Copy every line in the records below that contains the word "wegen".
*** Opening of AVAILABLE DATA ***
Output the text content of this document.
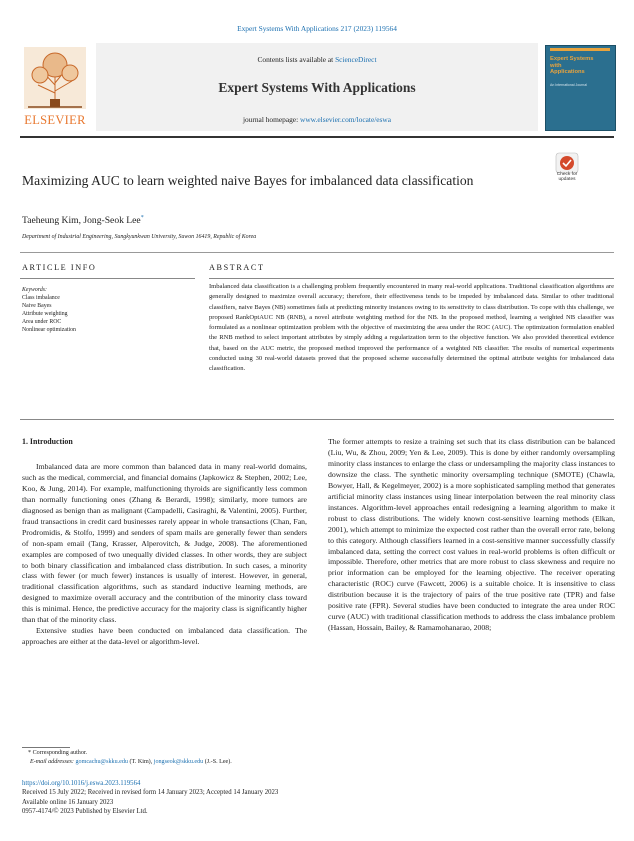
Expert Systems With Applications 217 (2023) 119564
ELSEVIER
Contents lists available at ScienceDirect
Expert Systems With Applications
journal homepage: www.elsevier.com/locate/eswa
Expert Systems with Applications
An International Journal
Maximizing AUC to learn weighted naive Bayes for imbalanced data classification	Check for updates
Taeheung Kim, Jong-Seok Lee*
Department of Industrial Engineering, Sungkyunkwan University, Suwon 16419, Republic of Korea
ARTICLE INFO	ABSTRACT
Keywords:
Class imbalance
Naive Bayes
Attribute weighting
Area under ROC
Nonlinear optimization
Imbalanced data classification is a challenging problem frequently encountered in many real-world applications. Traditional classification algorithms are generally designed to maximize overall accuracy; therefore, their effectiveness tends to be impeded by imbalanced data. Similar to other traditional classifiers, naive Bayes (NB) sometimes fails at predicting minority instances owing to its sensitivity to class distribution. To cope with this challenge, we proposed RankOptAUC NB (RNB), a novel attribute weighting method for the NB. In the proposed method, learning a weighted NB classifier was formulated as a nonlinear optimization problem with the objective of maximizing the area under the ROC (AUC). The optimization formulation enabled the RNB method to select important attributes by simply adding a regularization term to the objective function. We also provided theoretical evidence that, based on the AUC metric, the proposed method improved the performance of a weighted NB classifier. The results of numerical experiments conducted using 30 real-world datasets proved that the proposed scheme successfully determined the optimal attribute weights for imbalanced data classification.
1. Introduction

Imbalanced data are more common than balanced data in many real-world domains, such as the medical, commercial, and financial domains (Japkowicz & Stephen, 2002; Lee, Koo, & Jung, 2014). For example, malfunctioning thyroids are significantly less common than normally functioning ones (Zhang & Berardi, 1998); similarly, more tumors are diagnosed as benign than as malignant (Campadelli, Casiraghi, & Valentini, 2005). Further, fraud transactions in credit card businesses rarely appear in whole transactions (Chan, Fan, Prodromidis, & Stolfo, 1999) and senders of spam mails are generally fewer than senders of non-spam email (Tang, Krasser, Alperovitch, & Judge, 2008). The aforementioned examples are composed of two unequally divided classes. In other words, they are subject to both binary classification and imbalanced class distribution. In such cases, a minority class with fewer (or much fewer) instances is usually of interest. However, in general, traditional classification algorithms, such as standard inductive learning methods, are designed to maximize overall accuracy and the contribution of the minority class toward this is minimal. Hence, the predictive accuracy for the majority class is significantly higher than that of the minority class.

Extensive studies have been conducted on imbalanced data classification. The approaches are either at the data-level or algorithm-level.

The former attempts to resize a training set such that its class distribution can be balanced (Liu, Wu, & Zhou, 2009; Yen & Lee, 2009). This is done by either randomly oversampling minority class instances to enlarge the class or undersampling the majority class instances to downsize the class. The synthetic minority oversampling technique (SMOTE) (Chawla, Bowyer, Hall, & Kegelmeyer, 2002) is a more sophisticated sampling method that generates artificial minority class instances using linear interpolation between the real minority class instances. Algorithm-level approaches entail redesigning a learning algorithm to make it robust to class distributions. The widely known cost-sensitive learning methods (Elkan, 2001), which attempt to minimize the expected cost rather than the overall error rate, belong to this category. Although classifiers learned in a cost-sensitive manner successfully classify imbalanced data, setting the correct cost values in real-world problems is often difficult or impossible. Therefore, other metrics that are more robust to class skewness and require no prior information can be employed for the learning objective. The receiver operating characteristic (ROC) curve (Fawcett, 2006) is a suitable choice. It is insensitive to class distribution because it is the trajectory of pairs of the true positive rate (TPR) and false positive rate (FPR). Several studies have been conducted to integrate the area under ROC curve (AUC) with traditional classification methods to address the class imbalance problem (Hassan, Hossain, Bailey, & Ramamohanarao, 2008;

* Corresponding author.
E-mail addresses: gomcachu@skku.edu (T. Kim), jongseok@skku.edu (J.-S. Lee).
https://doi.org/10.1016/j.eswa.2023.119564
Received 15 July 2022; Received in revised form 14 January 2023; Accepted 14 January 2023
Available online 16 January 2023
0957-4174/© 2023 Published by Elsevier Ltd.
*** Close of AVAILABLE DATA ***
*** Opening of AVAILABLE DATA ***
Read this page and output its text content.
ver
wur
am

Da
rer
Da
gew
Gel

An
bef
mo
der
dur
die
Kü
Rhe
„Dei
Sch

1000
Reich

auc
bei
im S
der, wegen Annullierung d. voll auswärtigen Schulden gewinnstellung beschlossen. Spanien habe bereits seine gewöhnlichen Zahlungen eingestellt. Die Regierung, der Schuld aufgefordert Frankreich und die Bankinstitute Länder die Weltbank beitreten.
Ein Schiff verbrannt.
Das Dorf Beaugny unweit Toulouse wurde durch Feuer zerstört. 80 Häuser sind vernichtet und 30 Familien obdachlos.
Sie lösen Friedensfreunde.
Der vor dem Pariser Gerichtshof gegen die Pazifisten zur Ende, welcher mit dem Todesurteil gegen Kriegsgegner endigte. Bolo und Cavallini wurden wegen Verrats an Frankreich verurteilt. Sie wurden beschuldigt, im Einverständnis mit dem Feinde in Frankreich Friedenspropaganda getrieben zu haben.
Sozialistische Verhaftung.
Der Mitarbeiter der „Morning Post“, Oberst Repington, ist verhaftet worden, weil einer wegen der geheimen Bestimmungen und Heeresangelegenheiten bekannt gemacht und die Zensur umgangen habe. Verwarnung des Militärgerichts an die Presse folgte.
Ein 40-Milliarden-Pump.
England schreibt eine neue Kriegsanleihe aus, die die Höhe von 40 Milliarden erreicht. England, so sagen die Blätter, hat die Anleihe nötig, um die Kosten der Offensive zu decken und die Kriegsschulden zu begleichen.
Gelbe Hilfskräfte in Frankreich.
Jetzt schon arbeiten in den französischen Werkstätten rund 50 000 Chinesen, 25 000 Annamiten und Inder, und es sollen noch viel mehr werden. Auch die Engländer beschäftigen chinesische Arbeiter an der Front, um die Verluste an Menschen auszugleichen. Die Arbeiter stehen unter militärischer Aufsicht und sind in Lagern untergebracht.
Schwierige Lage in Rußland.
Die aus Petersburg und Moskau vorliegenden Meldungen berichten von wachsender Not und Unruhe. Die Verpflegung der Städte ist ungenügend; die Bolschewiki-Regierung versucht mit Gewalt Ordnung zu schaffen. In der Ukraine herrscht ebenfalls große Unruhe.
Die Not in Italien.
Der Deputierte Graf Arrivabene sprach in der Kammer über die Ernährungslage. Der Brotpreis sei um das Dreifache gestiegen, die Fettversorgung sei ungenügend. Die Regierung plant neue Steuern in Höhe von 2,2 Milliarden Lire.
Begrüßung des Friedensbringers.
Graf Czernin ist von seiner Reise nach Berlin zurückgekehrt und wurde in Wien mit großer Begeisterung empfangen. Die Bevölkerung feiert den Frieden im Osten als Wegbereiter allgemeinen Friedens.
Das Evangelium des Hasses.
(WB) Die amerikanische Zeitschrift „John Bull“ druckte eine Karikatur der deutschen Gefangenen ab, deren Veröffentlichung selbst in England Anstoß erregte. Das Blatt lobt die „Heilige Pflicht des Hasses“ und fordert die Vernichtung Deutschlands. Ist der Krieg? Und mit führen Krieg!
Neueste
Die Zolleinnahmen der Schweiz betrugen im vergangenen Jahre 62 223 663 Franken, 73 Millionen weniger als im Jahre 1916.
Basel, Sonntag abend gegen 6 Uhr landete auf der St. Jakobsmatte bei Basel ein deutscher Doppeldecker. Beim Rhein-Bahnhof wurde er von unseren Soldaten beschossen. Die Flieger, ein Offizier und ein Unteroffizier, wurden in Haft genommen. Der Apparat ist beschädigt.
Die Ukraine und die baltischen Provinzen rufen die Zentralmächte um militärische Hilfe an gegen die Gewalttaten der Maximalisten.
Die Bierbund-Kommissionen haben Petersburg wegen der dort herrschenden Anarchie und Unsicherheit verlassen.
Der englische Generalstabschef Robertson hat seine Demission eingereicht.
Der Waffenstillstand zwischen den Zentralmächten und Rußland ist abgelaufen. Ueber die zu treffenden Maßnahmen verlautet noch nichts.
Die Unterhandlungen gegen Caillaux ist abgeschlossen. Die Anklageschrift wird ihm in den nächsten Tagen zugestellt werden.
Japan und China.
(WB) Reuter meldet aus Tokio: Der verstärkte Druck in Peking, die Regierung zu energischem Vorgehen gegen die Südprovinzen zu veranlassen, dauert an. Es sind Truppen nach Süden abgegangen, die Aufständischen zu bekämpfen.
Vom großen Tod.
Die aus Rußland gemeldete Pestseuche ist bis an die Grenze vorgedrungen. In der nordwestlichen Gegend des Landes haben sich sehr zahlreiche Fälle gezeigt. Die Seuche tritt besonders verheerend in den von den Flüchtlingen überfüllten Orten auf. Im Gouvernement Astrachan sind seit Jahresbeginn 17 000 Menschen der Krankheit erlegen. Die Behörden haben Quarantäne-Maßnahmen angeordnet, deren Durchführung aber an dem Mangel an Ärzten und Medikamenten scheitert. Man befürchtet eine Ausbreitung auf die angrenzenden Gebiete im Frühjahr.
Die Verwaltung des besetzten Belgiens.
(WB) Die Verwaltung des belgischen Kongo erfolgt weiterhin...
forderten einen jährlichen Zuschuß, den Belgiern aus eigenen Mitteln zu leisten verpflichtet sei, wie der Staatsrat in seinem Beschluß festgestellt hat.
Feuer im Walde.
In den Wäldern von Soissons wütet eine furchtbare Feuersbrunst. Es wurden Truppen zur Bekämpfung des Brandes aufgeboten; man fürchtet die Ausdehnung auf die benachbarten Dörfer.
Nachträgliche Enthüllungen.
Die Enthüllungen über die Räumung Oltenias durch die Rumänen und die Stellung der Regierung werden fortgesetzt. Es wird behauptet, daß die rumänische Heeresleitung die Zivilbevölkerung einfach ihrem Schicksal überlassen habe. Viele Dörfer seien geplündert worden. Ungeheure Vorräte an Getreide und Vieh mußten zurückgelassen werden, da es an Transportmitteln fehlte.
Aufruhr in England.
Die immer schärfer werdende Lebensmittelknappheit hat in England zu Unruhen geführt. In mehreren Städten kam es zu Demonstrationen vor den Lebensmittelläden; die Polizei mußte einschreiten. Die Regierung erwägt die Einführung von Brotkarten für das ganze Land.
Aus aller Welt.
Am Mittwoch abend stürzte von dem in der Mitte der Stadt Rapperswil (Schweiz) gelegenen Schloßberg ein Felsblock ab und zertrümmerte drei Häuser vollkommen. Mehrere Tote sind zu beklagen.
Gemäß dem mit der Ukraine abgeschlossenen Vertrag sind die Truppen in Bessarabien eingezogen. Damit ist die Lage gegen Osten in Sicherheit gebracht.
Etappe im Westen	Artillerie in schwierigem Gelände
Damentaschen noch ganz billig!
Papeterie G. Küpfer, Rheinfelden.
*** Close of AVAILABLE DATA ***
#### OUTPUT FOR THIS EXERCISE
der, wegen Annullierung d. voll auswärtigen Schulden gewinnstellung beschlossen. Spanien habe bereits seine gewöhnlichen Zahlungen eingestellt. Die Regierung, der Schuld aufgefordert Frankreich und die Bankinstitute Länder die Weltbank beitreten.
Der vor dem Pariser Gerichtshof gegen die Pazifisten zur Ende, welcher mit dem Todesurteil gegen Kriegsgegner endigte. Bolo und Cavallini wurden wegen Verrats an Frankreich verurteilt. Sie wurden beschuldigt, im Einverständnis mit dem Feinde in Frankreich Friedenspropaganda getrieben zu haben.
Der Mitarbeiter der „Morning Post“, Oberst Repington, ist verhaftet worden, weil einer wegen der geheimen Bestimmungen und Heeresangelegenheiten bekannt gemacht und die Zensur umgangen habe. Verwarnung des Militärgerichts an die Presse folgte.
Die Bierbund-Kommissionen haben Petersburg wegen der dort herrschenden Anarchie und Unsicherheit verlassen.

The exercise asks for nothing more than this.